> Task
Pick out each line containing the string "marker" and copy it.

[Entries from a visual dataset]
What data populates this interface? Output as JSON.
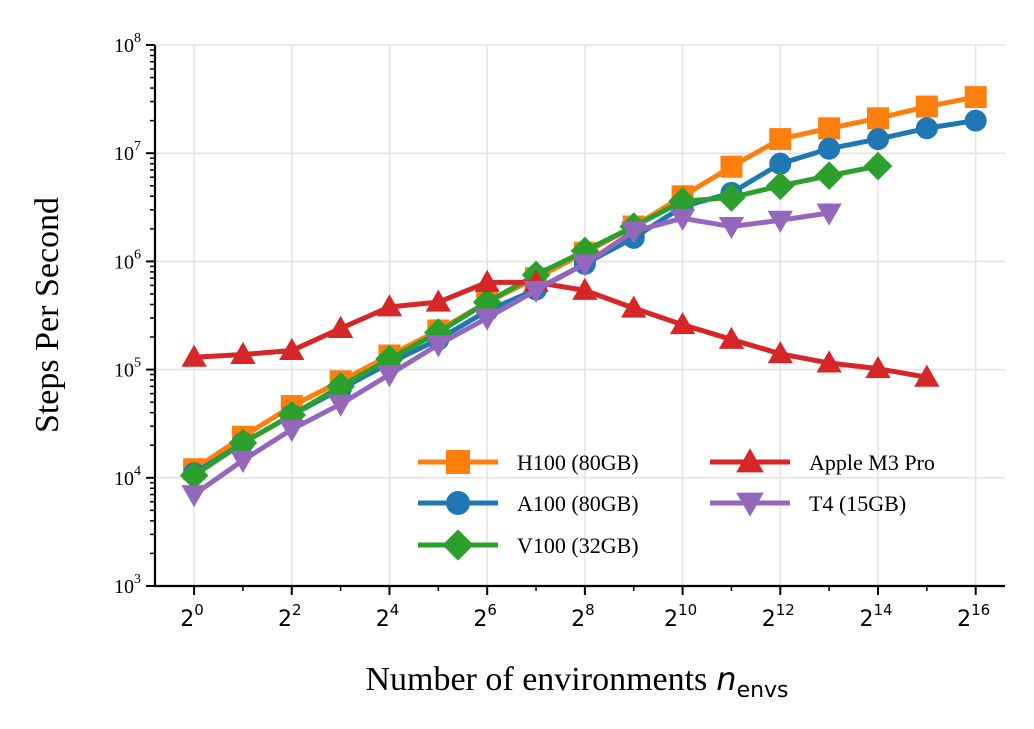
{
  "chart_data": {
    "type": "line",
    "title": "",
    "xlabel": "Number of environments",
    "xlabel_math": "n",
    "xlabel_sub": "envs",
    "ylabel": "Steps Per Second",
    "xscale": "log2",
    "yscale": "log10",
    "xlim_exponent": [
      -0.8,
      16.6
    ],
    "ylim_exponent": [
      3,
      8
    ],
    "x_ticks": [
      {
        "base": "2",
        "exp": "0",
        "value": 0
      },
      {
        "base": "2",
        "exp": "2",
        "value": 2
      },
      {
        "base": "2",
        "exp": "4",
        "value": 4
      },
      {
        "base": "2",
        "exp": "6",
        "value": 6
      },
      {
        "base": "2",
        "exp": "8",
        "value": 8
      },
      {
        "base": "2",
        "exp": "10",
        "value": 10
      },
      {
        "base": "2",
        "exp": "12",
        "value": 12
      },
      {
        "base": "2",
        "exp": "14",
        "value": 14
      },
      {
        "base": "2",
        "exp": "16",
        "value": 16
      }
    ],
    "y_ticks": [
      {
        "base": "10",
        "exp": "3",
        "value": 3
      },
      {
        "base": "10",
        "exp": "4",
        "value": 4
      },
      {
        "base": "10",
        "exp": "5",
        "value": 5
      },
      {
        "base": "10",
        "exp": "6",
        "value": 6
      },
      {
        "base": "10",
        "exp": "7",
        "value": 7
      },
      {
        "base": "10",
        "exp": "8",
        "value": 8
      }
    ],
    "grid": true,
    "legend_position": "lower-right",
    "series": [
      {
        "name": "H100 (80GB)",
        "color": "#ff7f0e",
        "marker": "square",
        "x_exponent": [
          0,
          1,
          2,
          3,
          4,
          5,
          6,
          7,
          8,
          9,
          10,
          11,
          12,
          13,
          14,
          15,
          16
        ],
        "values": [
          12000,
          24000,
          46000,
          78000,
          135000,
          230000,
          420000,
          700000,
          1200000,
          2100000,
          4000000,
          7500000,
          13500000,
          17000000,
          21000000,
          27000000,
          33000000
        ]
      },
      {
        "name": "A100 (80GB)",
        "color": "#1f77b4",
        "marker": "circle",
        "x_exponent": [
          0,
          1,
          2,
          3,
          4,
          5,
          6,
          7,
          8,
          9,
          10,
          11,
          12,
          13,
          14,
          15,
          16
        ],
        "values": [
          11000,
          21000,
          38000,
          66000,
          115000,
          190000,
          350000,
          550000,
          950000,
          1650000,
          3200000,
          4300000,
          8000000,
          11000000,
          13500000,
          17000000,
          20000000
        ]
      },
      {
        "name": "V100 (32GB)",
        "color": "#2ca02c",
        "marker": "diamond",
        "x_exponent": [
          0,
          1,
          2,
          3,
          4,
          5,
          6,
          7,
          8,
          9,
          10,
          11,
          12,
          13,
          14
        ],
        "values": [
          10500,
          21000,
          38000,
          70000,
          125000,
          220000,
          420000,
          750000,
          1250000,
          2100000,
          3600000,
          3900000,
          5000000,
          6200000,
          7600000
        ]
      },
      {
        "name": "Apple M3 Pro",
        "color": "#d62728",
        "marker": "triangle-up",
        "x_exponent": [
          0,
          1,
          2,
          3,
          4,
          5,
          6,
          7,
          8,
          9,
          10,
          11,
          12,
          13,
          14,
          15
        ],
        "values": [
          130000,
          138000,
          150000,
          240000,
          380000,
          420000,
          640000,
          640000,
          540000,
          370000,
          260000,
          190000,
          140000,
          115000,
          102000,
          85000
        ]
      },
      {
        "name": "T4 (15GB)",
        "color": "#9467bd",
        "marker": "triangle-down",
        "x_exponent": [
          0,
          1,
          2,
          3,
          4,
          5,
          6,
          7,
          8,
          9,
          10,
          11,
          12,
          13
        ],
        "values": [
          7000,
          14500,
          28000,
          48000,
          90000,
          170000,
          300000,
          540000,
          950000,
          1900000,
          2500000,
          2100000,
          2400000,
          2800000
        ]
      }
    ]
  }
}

> Solved problem
        "marker": "square",
        "marker": "circle",
        "marker": "diamond",
        "marker": "triangle-up",
        "marker": "triangle-down",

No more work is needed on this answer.